## BEGIN

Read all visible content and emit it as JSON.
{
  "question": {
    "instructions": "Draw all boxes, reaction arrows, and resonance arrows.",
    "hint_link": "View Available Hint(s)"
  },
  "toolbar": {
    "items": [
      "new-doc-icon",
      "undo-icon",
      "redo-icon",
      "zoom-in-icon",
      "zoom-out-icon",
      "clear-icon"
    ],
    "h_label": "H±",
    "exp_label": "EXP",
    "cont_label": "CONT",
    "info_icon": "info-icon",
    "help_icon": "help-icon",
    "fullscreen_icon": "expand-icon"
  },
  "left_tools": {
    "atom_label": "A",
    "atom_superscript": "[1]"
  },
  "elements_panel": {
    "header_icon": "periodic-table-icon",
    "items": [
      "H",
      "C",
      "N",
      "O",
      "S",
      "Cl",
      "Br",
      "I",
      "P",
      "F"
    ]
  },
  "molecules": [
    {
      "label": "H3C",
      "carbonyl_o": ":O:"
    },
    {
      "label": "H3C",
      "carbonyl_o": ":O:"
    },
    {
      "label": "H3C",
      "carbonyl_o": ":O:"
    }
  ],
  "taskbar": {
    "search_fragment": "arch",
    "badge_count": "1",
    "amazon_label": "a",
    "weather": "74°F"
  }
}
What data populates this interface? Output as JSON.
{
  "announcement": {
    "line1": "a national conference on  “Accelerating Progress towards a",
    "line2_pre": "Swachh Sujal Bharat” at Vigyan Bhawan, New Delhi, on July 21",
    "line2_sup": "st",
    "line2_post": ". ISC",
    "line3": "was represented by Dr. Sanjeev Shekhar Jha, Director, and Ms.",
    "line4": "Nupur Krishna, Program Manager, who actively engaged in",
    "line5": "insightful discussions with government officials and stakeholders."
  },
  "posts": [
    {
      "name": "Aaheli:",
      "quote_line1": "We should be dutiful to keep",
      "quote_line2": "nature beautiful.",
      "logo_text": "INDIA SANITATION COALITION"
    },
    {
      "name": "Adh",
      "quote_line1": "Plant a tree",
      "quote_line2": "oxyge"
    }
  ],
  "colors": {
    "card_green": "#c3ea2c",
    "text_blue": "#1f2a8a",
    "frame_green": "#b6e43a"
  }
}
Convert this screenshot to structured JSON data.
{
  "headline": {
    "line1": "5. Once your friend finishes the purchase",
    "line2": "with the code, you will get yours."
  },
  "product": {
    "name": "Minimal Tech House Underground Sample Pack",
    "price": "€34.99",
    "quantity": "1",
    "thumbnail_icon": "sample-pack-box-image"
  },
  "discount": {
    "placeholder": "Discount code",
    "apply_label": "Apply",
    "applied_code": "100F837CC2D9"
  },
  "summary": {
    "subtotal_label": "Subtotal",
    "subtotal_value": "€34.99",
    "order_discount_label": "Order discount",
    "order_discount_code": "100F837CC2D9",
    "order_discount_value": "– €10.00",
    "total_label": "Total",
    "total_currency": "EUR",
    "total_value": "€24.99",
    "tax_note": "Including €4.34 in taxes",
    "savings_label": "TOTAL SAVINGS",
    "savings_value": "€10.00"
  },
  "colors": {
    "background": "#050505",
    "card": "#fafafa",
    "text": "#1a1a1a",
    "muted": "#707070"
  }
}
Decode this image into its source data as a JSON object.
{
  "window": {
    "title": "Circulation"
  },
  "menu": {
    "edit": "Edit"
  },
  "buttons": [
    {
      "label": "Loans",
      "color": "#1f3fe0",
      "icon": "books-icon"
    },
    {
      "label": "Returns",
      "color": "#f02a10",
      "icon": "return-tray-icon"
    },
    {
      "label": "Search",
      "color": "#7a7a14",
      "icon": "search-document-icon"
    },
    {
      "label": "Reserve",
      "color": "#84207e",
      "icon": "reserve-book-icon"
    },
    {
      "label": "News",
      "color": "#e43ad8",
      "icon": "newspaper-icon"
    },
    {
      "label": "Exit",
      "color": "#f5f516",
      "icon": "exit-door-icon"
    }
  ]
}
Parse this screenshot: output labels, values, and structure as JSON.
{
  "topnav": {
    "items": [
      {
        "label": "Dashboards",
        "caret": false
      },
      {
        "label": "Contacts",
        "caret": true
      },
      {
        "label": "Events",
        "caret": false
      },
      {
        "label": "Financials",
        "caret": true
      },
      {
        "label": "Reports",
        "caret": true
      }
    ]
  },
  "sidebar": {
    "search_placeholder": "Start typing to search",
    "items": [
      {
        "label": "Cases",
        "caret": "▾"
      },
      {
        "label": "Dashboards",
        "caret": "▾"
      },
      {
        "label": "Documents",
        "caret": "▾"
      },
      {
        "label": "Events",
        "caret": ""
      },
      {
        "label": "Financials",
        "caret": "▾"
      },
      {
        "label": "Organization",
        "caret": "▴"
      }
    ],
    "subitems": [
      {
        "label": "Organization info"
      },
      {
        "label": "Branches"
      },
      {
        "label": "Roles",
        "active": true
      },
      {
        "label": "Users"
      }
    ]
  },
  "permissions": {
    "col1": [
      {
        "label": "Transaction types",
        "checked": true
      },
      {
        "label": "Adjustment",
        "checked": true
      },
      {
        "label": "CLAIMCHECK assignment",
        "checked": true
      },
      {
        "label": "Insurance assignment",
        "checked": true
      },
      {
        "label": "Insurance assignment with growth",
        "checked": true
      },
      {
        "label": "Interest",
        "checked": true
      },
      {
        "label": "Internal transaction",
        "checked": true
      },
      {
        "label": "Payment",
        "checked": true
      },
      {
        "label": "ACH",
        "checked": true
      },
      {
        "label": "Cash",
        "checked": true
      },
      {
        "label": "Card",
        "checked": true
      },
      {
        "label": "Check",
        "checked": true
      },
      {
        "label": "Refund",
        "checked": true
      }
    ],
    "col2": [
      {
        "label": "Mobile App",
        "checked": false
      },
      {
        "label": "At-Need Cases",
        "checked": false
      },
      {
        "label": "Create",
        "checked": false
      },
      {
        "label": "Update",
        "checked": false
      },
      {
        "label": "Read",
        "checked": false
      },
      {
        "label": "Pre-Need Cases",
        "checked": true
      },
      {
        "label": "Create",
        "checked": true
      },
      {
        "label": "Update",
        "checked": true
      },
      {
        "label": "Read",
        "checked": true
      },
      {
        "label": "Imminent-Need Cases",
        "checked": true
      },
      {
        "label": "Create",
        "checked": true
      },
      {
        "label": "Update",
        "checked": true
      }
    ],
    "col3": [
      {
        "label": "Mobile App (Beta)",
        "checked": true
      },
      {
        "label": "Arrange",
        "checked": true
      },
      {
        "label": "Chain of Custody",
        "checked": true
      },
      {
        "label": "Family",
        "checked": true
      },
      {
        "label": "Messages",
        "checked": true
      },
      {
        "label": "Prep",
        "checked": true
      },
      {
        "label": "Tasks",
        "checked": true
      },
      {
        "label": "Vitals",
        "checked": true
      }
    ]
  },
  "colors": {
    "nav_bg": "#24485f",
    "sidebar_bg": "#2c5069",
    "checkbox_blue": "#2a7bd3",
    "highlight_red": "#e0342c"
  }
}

## END

-- Goal --
Above are the records; retype every one exactly.

-- Exercise response --
Read all visible content and emit it as JSON.
{
  "question": {
    "instructions": "Draw all boxes, reaction arrows, and resonance arrows.",
    "hint_link": "View Available Hint(s)"
  },
  "toolbar": {
    "items": [
      "new-doc-icon",
      "undo-icon",
      "redo-icon",
      "zoom-in-icon",
      "zoom-out-icon",
      "clear-icon"
    ],
    "h_label": "H±",
    "exp_label": "EXP",
    "cont_label": "CONT",
    "info_icon": "info-icon",
    "help_icon": "help-icon",
    "fullscreen_icon": "expand-icon"
  },
  "left_tools": {
    "atom_label": "A",
    "atom_superscript": "[1]"
  },
  "elements_panel": {
    "header_icon": "periodic-table-icon",
    "items": [
      "H",
      "C",
      "N",
      "O",
      "S",
      "Cl",
      "Br",
      "I",
      "P",
      "F"
    ]
  },
  "molecules": [
    {
      "label": "H3C",
      "carbonyl_o": ":O:"
    },
    {
      "label": "H3C",
      "carbonyl_o": ":O:"
    },
    {
      "label": "H3C",
      "carbonyl_o": ":O:"
    }
  ],
  "taskbar": {
    "search_fragment": "arch",
    "badge_count": "1",
    "amazon_label": "a",
    "weather": "74°F"
  }
}
What data populates this interface? Output as JSON.
{
  "announcement": {
    "line1": "a national conference on  “Accelerating Progress towards a",
    "line2_pre": "Swachh Sujal Bharat” at Vigyan Bhawan, New Delhi, on July 21",
    "line2_sup": "st",
    "line2_post": ". ISC",
    "line3": "was represented by Dr. Sanjeev Shekhar Jha, Director, and Ms.",
    "line4": "Nupur Krishna, Program Manager, who actively engaged in",
    "line5": "insightful discussions with government officials and stakeholders."
  },
  "posts": [
    {
      "name": "Aaheli:",
      "quote_line1": "We should be dutiful to keep",
      "quote_line2": "nature beautiful.",
      "logo_text": "INDIA SANITATION COALITION"
    },
    {
      "name": "Adh",
      "quote_line1": "Plant a tree",
      "quote_line2": "oxyge"
    }
  ],
  "colors": {
    "card_green": "#c3ea2c",
    "text_blue": "#1f2a8a",
    "frame_green": "#b6e43a"
  }
}
Convert this screenshot to structured JSON data.
{
  "headline": {
    "line1": "5. Once your friend finishes the purchase",
    "line2": "with the code, you will get yours."
  },
  "product": {
    "name": "Minimal Tech House Underground Sample Pack",
    "price": "€34.99",
    "quantity": "1",
    "thumbnail_icon": "sample-pack-box-image"
  },
  "discount": {
    "placeholder": "Discount code",
    "apply_label": "Apply",
    "applied_code": "100F837CC2D9"
  },
  "summary": {
    "subtotal_label": "Subtotal",
    "subtotal_value": "€34.99",
    "order_discount_label": "Order discount",
    "order_discount_code": "100F837CC2D9",
    "order_discount_value": "– €10.00",
    "total_label": "Total",
    "total_currency": "EUR",
    "total_value": "€24.99",
    "tax_note": "Including €4.34 in taxes",
    "savings_label": "TOTAL SAVINGS",
    "savings_value": "€10.00"
  },
  "colors": {
    "background": "#050505",
    "card": "#fafafa",
    "text": "#1a1a1a",
    "muted": "#707070"
  }
}
Decode this image into its source data as a JSON object.
{
  "window": {
    "title": "Circulation"
  },
  "menu": {
    "edit": "Edit"
  },
  "buttons": [
    {
      "label": "Loans",
      "color": "#1f3fe0",
      "icon": "books-icon"
    },
    {
      "label": "Returns",
      "color": "#f02a10",
      "icon": "return-tray-icon"
    },
    {
      "label": "Search",
      "color": "#7a7a14",
      "icon": "search-document-icon"
    },
    {
      "label": "Reserve",
      "color": "#84207e",
      "icon": "reserve-book-icon"
    },
    {
      "label": "News",
      "color": "#e43ad8",
      "icon": "newspaper-icon"
    },
    {
      "label": "Exit",
      "color": "#f5f516",
      "icon": "exit-door-icon"
    }
  ]
}
Parse this screenshot: output labels, values, and structure as JSON.
{
  "topnav": {
    "items": [
      {
        "label": "Dashboards",
        "caret": false
      },
      {
        "label": "Contacts",
        "caret": true
      },
      {
        "label": "Events",
        "caret": false
      },
      {
        "label": "Financials",
        "caret": true
      },
      {
        "label": "Reports",
        "caret": true
      }
    ]
  },
  "sidebar": {
    "search_placeholder": "Start typing to search",
    "items": [
      {
        "label": "Cases",
        "caret": "▾"
      },
      {
        "label": "Dashboards",
        "caret": "▾"
      },
      {
        "label": "Documents",
        "caret": "▾"
      },
      {
        "label": "Events",
        "caret": ""
      },
      {
        "label": "Financials",
        "caret": "▾"
      },
      {
        "label": "Organization",
        "caret": "▴"
      }
    ],
    "subitems": [
      {
        "label": "Organization info"
      },
      {
        "label": "Branches"
      },
      {
        "label": "Roles",
        "active": true
      },
      {
        "label": "Users"
      }
    ]
  },
  "permissions": {
    "col1": [
      {
        "label": "Transaction types",
        "checked": true
      },
      {
        "label": "Adjustment",
        "checked": true
      },
      {
        "label": "CLAIMCHECK assignment",
        "checked": true
      },
      {
        "label": "Insurance assignment",
        "checked": true
      },
      {
        "label": "Insurance assignment with growth",
        "checked": true
      },
      {
        "label": "Interest",
        "checked": true
      },
      {
        "label": "Internal transaction",
        "checked": true
      },
      {
        "label": "Payment",
        "checked": true
      },
      {
        "label": "ACH",
        "checked": true
      },
      {
        "label": "Cash",
        "checked": true
      },
      {
        "label": "Card",
        "checked": true
      },
      {
        "label": "Check",
        "checked": true
      },
      {
        "label": "Refund",
        "checked": true
      }
    ],
    "col2": [
      {
        "label": "Mobile App",
        "checked": false
      },
      {
        "label": "At-Need Cases",
        "checked": false
      },
      {
        "label": "Create",
        "checked": false
      },
      {
        "label": "Update",
        "checked": false
      },
      {
        "label": "Read",
        "checked": false
      },
      {
        "label": "Pre-Need Cases",
        "checked": true
      },
      {
        "label": "Create",
        "checked": true
      },
      {
        "label": "Update",
        "checked": true
      },
      {
        "label": "Read",
        "checked": true
      },
      {
        "label": "Imminent-Need Cases",
        "checked": true
      },
      {
        "label": "Create",
        "checked": true
      },
      {
        "label": "Update",
        "checked": true
      }
    ],
    "col3": [
      {
        "label": "Mobile App (Beta)",
        "checked": true
      },
      {
        "label": "Arrange",
        "checked": true
      },
      {
        "label": "Chain of Custody",
        "checked": true
      },
      {
        "label": "Family",
        "checked": true
      },
      {
        "label": "Messages",
        "checked": true
      },
      {
        "label": "Prep",
        "checked": true
      },
      {
        "label": "Tasks",
        "checked": true
      },
      {
        "label": "Vitals",
        "checked": true
      }
    ]
  },
  "colors": {
    "nav_bg": "#24485f",
    "sidebar_bg": "#2c5069",
    "checkbox_blue": "#2a7bd3",
    "highlight_red": "#e0342c"
  }
}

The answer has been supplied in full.